> _Short task_
Give the number of lines holding the string "Kerl", and nothing else.

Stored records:
──────────────────────────────

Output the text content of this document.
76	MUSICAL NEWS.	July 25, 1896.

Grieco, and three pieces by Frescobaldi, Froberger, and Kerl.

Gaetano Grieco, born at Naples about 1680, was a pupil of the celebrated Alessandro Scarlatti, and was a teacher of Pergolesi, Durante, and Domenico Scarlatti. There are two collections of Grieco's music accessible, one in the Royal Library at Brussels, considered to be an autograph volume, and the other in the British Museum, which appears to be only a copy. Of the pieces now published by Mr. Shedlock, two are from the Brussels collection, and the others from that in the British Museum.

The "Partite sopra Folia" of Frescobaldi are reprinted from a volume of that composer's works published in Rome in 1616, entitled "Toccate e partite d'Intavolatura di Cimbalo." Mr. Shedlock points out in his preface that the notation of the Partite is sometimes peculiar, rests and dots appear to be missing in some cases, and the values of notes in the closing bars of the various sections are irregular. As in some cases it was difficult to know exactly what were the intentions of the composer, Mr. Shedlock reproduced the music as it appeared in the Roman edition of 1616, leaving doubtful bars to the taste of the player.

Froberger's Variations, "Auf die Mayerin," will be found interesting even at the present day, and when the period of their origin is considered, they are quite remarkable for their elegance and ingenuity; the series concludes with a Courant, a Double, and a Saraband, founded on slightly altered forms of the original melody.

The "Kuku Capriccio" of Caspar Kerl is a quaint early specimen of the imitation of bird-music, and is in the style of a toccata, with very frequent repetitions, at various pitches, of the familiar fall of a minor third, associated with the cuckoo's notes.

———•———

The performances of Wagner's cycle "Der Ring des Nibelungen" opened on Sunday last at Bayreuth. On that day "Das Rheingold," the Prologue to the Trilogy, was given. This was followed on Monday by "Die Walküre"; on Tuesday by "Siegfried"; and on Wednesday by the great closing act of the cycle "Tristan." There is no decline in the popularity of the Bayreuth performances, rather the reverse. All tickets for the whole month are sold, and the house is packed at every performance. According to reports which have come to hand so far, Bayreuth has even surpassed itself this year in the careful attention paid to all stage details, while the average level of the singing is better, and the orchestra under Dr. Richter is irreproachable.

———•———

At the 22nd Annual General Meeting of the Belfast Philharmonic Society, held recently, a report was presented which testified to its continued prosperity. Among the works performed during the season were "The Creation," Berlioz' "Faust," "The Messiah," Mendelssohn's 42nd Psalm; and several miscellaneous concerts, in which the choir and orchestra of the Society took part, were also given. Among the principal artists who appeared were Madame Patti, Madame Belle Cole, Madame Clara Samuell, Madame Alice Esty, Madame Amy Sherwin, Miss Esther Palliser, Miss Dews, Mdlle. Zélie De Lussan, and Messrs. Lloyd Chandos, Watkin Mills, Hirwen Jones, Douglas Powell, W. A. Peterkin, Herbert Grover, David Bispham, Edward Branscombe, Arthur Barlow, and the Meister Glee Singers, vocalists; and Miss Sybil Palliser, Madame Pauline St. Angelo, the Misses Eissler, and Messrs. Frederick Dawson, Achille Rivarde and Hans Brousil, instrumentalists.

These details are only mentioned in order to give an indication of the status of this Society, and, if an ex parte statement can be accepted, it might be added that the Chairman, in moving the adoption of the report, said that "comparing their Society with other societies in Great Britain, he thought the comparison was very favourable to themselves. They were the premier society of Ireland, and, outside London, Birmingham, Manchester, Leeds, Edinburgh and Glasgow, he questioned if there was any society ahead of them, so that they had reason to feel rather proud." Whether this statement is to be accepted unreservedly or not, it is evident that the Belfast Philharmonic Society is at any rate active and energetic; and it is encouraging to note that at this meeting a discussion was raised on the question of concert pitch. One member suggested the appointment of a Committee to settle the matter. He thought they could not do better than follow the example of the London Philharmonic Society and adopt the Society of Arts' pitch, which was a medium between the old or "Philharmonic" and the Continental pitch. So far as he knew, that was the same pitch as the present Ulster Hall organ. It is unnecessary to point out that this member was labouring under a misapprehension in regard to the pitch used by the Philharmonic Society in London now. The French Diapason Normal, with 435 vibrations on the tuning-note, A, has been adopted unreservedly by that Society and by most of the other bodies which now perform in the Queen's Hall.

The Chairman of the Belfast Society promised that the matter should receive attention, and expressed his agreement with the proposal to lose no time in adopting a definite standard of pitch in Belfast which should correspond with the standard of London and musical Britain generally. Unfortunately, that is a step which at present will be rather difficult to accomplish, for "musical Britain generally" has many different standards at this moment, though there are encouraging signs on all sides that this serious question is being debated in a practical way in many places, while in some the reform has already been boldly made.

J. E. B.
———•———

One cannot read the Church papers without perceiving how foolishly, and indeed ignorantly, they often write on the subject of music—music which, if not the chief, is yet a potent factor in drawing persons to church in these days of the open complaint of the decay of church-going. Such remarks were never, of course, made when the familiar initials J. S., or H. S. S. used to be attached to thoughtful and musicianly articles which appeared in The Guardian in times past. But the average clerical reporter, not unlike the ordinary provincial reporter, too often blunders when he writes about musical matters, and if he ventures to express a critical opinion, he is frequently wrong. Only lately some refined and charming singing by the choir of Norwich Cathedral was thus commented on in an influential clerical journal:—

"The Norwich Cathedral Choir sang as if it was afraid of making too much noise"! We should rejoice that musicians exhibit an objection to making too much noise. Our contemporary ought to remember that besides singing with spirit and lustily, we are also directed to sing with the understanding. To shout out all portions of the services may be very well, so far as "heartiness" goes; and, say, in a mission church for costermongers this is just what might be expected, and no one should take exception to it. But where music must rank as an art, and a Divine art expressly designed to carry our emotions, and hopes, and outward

──────────────────────────────

> _Completed task_
2